[Records that describe figures]
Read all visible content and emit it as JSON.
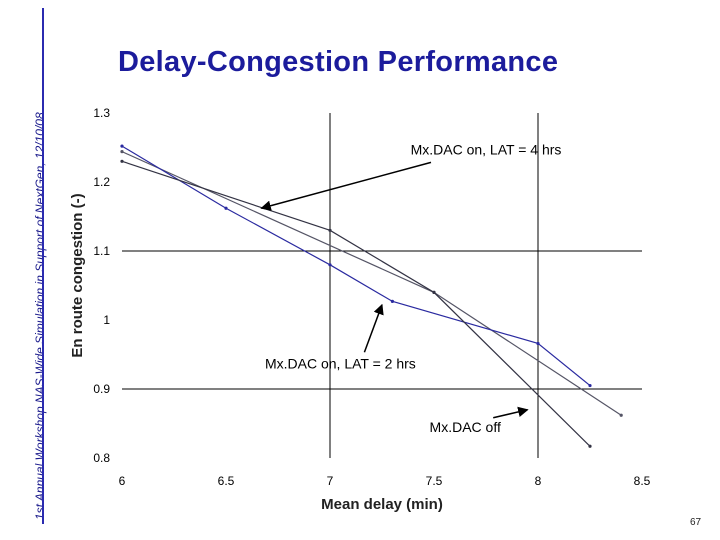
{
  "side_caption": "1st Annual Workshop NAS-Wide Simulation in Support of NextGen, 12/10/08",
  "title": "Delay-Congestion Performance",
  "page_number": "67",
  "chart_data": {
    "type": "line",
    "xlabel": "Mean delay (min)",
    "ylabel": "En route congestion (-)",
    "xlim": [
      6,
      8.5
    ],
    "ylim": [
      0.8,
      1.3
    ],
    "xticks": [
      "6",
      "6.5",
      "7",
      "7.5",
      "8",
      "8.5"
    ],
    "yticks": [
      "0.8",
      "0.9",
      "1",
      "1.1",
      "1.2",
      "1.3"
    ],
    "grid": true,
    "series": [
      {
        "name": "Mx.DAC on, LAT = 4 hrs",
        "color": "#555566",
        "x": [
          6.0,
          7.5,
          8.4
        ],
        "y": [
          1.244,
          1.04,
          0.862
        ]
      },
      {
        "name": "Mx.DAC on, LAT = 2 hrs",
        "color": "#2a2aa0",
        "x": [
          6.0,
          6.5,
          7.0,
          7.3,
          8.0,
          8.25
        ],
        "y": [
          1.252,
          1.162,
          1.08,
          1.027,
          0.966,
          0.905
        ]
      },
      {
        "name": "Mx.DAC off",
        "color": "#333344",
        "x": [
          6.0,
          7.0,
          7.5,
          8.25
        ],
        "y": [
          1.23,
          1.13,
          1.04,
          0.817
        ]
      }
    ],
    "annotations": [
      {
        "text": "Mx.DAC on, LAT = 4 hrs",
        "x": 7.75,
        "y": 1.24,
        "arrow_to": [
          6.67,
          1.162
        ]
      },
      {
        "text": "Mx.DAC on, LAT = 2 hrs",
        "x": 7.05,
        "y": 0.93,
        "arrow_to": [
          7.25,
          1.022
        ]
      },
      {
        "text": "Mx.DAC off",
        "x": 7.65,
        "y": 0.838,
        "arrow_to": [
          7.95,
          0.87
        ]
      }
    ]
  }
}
---
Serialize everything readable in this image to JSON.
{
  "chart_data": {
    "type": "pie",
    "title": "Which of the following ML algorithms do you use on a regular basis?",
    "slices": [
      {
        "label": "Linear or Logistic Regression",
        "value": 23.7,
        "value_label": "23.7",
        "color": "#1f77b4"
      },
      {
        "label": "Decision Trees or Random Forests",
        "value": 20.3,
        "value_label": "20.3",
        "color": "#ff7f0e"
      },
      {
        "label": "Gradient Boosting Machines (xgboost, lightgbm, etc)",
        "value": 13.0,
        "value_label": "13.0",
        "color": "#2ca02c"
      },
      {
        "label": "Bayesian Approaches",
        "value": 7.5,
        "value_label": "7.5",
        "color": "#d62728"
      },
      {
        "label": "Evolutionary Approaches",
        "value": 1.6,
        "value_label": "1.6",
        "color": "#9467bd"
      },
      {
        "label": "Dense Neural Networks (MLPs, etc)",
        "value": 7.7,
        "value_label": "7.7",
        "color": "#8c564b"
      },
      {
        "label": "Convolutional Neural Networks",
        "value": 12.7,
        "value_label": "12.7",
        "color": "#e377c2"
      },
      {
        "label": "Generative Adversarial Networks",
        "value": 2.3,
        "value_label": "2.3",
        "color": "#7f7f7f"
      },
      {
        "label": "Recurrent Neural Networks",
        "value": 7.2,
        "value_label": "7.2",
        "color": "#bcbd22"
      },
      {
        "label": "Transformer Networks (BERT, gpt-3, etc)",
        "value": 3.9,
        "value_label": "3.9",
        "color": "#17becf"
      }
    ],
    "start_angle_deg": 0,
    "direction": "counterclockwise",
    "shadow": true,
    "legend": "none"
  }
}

PROBLEM STATEMENT:
Say how many lines above contain the string "JSON". Answer with the number only.

FINAL RESULT:
2